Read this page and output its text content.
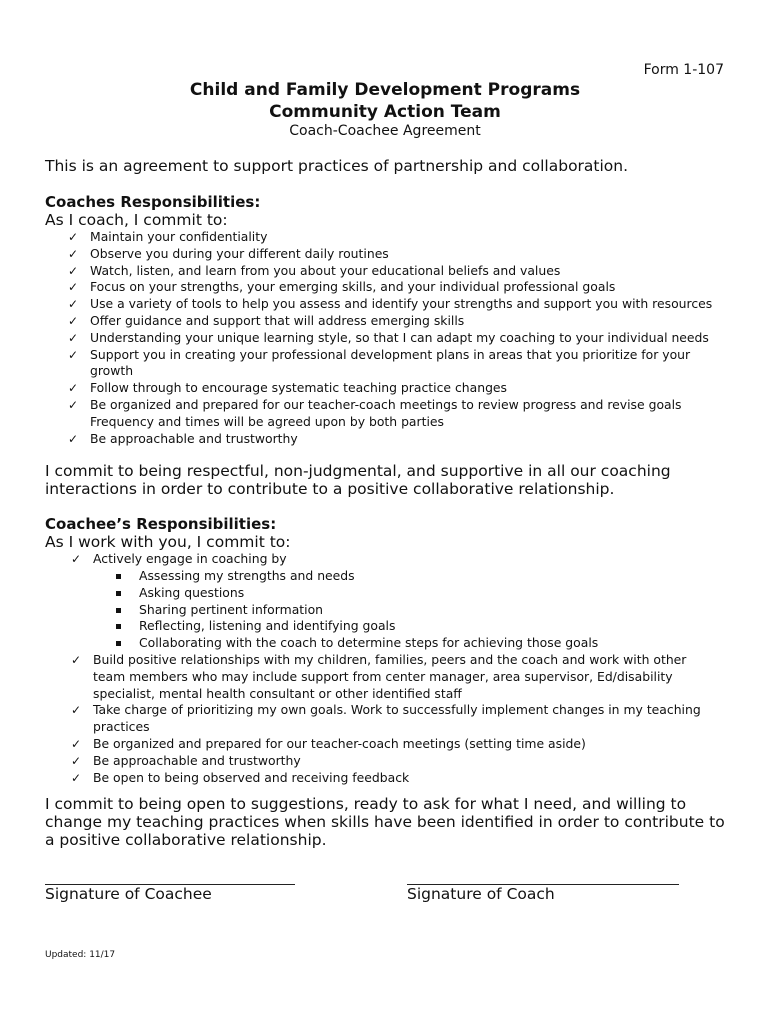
Form 1-107
Child and Family Development Programs
Community Action Team
Coach-Coachee Agreement
This is an agreement to support practices of partnership and collaboration.
Coaches Responsibilities:
As I coach, I commit to:
✓ Maintain your confidentiality
✓ Observe you during your different daily routines
✓ Watch, listen, and learn from you about your educational beliefs and values
✓ Focus on your strengths, your emerging skills, and your individual professional goals
✓ Use a variety of tools to help you assess and identify your strengths and support you with resources
✓ Offer guidance and support that will address emerging skills
✓ Understanding your unique learning style, so that I can adapt my coaching to your individual needs
✓ Support you in creating your professional development plans in areas that you prioritize for your growth
✓ Follow through to encourage systematic teaching practice changes
✓ Be organized and prepared for our teacher-coach meetings to review progress and revise goals Frequency and times will be agreed upon by both parties
✓ Be approachable and trustworthy
I commit to being respectful, non-judgmental, and supportive in all our coaching interactions in order to contribute to a positive collaborative relationship.
Coachee’s Responsibilities:
As I work with you, I commit to:
✓ Actively engage in coaching by
Assessing my strengths and needs
Asking questions
Sharing pertinent information
Reflecting, listening and identifying goals
Collaborating with the coach to determine steps for achieving those goals
✓ Build positive relationships with my children, families, peers and the coach and work with other team members who may include support from center manager, area supervisor, Ed/disability specialist, mental health consultant or other identified staff
✓ Take charge of prioritizing my own goals. Work to successfully implement changes in my teaching practices
✓ Be organized and prepared for our teacher-coach meetings (setting time aside)
✓ Be approachable and trustworthy
✓ Be open to being observed and receiving feedback
I commit to being open to suggestions, ready to ask for what I need, and willing to change my teaching practices when skills have been identified in order to contribute to a positive collaborative relationship.
Signature of Coachee	Signature of Coach
Updated: 11/17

_ _ _ _ _ _ _

■ AIM OF THE EXERCISE
Any pictures should be dropped; transcribe the rest of the records above exactly.

■ COMPLETED EXERCISE
Read this page and output its text content.
Form 1-107
Child and Family Development Programs
Community Action Team
Coach-Coachee Agreement
This is an agreement to support practices of partnership and collaboration.
Coaches Responsibilities:
As I coach, I commit to:
✓ Maintain your confidentiality
✓ Observe you during your different daily routines
✓ Watch, listen, and learn from you about your educational beliefs and values
✓ Focus on your strengths, your emerging skills, and your individual professional goals
✓ Use a variety of tools to help you assess and identify your strengths and support you with resources
✓ Offer guidance and support that will address emerging skills
✓ Understanding your unique learning style, so that I can adapt my coaching to your individual needs
✓ Support you in creating your professional development plans in areas that you prioritize for your growth
✓ Follow through to encourage systematic teaching practice changes
✓ Be organized and prepared for our teacher-coach meetings to review progress and revise goals Frequency and times will be agreed upon by both parties
✓ Be approachable and trustworthy
I commit to being respectful, non-judgmental, and supportive in all our coaching interactions in order to contribute to a positive collaborative relationship.
Coachee’s Responsibilities:
As I work with you, I commit to:
✓ Actively engage in coaching by
Assessing my strengths and needs
Asking questions
Sharing pertinent information
Reflecting, listening and identifying goals
Collaborating with the coach to determine steps for achieving those goals
✓ Build positive relationships with my children, families, peers and the coach and work with other team members who may include support from center manager, area supervisor, Ed/disability specialist, mental health consultant or other identified staff
✓ Take charge of prioritizing my own goals. Work to successfully implement changes in my teaching practices
✓ Be organized and prepared for our teacher-coach meetings (setting time aside)
✓ Be approachable and trustworthy
✓ Be open to being observed and receiving feedback
I commit to being open to suggestions, ready to ask for what I need, and willing to change my teaching practices when skills have been identified in order to contribute to a positive collaborative relationship.
Signature of Coachee	Signature of Coach
Updated: 11/17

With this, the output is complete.